Dataset items:
:::::

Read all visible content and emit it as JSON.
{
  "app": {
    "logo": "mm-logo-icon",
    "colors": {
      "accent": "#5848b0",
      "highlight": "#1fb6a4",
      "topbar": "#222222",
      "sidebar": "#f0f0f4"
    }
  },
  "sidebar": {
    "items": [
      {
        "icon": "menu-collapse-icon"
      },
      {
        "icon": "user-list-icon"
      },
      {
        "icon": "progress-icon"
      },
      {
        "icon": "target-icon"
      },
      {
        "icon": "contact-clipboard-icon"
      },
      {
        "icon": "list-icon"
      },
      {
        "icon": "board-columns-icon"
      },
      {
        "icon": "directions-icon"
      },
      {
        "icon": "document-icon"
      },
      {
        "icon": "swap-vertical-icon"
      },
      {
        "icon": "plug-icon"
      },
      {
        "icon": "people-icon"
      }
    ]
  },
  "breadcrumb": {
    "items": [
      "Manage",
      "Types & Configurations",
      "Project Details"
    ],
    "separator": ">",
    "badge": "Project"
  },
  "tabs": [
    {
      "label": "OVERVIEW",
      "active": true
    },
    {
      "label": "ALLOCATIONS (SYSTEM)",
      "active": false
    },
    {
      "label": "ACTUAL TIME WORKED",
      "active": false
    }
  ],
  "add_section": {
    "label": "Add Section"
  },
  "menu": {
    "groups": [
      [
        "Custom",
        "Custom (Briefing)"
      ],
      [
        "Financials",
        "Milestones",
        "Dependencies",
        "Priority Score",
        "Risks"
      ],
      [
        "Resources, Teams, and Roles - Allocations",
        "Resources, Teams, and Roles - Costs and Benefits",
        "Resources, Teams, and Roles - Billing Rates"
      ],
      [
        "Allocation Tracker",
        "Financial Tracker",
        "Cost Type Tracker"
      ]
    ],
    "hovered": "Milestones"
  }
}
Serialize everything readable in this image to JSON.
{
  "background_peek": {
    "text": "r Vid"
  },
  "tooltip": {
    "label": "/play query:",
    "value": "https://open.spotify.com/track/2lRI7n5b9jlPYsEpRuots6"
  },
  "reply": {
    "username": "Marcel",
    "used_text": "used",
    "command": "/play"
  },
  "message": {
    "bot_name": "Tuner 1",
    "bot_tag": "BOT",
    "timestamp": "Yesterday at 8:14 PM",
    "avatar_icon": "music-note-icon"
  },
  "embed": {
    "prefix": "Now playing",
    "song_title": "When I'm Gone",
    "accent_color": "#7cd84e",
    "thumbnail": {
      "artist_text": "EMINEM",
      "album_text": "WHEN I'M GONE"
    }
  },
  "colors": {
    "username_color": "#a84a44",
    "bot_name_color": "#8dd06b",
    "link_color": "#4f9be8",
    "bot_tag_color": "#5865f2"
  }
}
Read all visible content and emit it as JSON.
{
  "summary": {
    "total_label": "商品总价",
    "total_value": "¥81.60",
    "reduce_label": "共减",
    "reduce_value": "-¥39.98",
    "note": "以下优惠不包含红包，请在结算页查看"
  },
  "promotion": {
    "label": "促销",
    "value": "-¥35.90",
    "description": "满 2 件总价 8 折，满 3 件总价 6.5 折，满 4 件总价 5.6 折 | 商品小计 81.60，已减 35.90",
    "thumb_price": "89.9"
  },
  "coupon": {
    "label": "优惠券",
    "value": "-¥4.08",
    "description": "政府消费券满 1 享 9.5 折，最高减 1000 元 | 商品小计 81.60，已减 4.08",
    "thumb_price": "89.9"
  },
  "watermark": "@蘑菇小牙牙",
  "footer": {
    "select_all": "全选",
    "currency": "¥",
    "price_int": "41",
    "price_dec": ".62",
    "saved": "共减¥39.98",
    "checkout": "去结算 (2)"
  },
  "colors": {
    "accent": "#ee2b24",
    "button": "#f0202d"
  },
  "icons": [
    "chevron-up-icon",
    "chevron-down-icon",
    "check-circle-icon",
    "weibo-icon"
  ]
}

:::::

Reproduce the data in full, exactly as presented.

Read all visible content and emit it as JSON.
{
  "app": {
    "logo": "mm-logo-icon",
    "colors": {
      "accent": "#5848b0",
      "highlight": "#1fb6a4",
      "topbar": "#222222",
      "sidebar": "#f0f0f4"
    }
  },
  "sidebar": {
    "items": [
      {
        "icon": "menu-collapse-icon"
      },
      {
        "icon": "user-list-icon"
      },
      {
        "icon": "progress-icon"
      },
      {
        "icon": "target-icon"
      },
      {
        "icon": "contact-clipboard-icon"
      },
      {
        "icon": "list-icon"
      },
      {
        "icon": "board-columns-icon"
      },
      {
        "icon": "directions-icon"
      },
      {
        "icon": "document-icon"
      },
      {
        "icon": "swap-vertical-icon"
      },
      {
        "icon": "plug-icon"
      },
      {
        "icon": "people-icon"
      }
    ]
  },
  "breadcrumb": {
    "items": [
      "Manage",
      "Types & Configurations",
      "Project Details"
    ],
    "separator": ">",
    "badge": "Project"
  },
  "tabs": [
    {
      "label": "OVERVIEW",
      "active": true
    },
    {
      "label": "ALLOCATIONS (SYSTEM)",
      "active": false
    },
    {
      "label": "ACTUAL TIME WORKED",
      "active": false
    }
  ],
  "add_section": {
    "label": "Add Section"
  },
  "menu": {
    "groups": [
      [
        "Custom",
        "Custom (Briefing)"
      ],
      [
        "Financials",
        "Milestones",
        "Dependencies",
        "Priority Score",
        "Risks"
      ],
      [
        "Resources, Teams, and Roles - Allocations",
        "Resources, Teams, and Roles - Costs and Benefits",
        "Resources, Teams, and Roles - Billing Rates"
      ],
      [
        "Allocation Tracker",
        "Financial Tracker",
        "Cost Type Tracker"
      ]
    ],
    "hovered": "Milestones"
  }
}
Serialize everything readable in this image to JSON.
{
  "background_peek": {
    "text": "r Vid"
  },
  "tooltip": {
    "label": "/play query:",
    "value": "https://open.spotify.com/track/2lRI7n5b9jlPYsEpRuots6"
  },
  "reply": {
    "username": "Marcel",
    "used_text": "used",
    "command": "/play"
  },
  "message": {
    "bot_name": "Tuner 1",
    "bot_tag": "BOT",
    "timestamp": "Yesterday at 8:14 PM",
    "avatar_icon": "music-note-icon"
  },
  "embed": {
    "prefix": "Now playing",
    "song_title": "When I'm Gone",
    "accent_color": "#7cd84e",
    "thumbnail": {
      "artist_text": "EMINEM",
      "album_text": "WHEN I'M GONE"
    }
  },
  "colors": {
    "username_color": "#a84a44",
    "bot_name_color": "#8dd06b",
    "link_color": "#4f9be8",
    "bot_tag_color": "#5865f2"
  }
}
Read all visible content and emit it as JSON.
{
  "summary": {
    "total_label": "商品总价",
    "total_value": "¥81.60",
    "reduce_label": "共减",
    "reduce_value": "-¥39.98",
    "note": "以下优惠不包含红包，请在结算页查看"
  },
  "promotion": {
    "label": "促销",
    "value": "-¥35.90",
    "description": "满 2 件总价 8 折，满 3 件总价 6.5 折，满 4 件总价 5.6 折 | 商品小计 81.60，已减 35.90",
    "thumb_price": "89.9"
  },
  "coupon": {
    "label": "优惠券",
    "value": "-¥4.08",
    "description": "政府消费券满 1 享 9.5 折，最高减 1000 元 | 商品小计 81.60，已减 4.08",
    "thumb_price": "89.9"
  },
  "watermark": "@蘑菇小牙牙",
  "footer": {
    "select_all": "全选",
    "currency": "¥",
    "price_int": "41",
    "price_dec": ".62",
    "saved": "共减¥39.98",
    "checkout": "去结算 (2)"
  },
  "colors": {
    "accent": "#ee2b24",
    "button": "#f0202d"
  },
  "icons": [
    "chevron-up-icon",
    "chevron-down-icon",
    "check-circle-icon",
    "weibo-icon"
  ]
}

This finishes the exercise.